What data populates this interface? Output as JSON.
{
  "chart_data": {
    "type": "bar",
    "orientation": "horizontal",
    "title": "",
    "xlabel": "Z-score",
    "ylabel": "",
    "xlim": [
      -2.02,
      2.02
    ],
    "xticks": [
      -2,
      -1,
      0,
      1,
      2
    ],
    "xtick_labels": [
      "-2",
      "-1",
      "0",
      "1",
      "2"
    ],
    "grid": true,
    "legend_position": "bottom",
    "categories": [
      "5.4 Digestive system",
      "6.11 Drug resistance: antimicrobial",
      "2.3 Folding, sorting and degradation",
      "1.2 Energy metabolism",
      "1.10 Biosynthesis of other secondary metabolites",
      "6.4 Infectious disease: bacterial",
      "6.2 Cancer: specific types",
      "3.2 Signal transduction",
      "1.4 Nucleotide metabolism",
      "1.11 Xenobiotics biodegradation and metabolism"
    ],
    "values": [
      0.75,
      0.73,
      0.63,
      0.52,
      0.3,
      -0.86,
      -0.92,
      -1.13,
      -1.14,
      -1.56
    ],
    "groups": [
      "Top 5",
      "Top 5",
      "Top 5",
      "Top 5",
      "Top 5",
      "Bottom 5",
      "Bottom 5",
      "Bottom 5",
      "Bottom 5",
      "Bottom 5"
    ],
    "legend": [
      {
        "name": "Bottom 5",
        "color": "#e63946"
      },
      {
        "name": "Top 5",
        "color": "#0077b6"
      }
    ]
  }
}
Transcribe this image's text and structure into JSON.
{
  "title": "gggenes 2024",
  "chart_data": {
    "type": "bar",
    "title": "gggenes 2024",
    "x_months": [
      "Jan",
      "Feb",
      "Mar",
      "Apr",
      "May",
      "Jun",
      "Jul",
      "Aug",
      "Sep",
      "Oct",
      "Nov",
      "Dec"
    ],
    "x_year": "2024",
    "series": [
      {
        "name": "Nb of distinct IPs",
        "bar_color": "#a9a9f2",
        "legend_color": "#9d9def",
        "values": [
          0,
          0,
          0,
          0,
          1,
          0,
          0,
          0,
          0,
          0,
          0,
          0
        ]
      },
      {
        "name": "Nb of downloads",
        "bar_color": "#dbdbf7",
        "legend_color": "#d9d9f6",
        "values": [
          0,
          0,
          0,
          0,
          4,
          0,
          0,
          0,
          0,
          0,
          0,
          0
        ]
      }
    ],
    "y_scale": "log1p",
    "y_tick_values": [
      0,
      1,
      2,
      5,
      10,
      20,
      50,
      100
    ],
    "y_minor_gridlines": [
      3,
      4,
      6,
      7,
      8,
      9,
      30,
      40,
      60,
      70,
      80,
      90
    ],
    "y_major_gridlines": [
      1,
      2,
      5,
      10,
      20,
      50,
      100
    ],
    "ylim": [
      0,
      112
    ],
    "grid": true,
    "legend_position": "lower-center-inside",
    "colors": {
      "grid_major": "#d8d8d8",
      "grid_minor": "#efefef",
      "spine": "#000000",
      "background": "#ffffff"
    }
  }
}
--- --- ---
### EXERCISE INSTRUCTIONS
Lines above with the string "this" need to be found and copied.

### RESPONSE BOX
What data populates this interface? Output as JSON.
Transcribe this image's text and structure into JSON.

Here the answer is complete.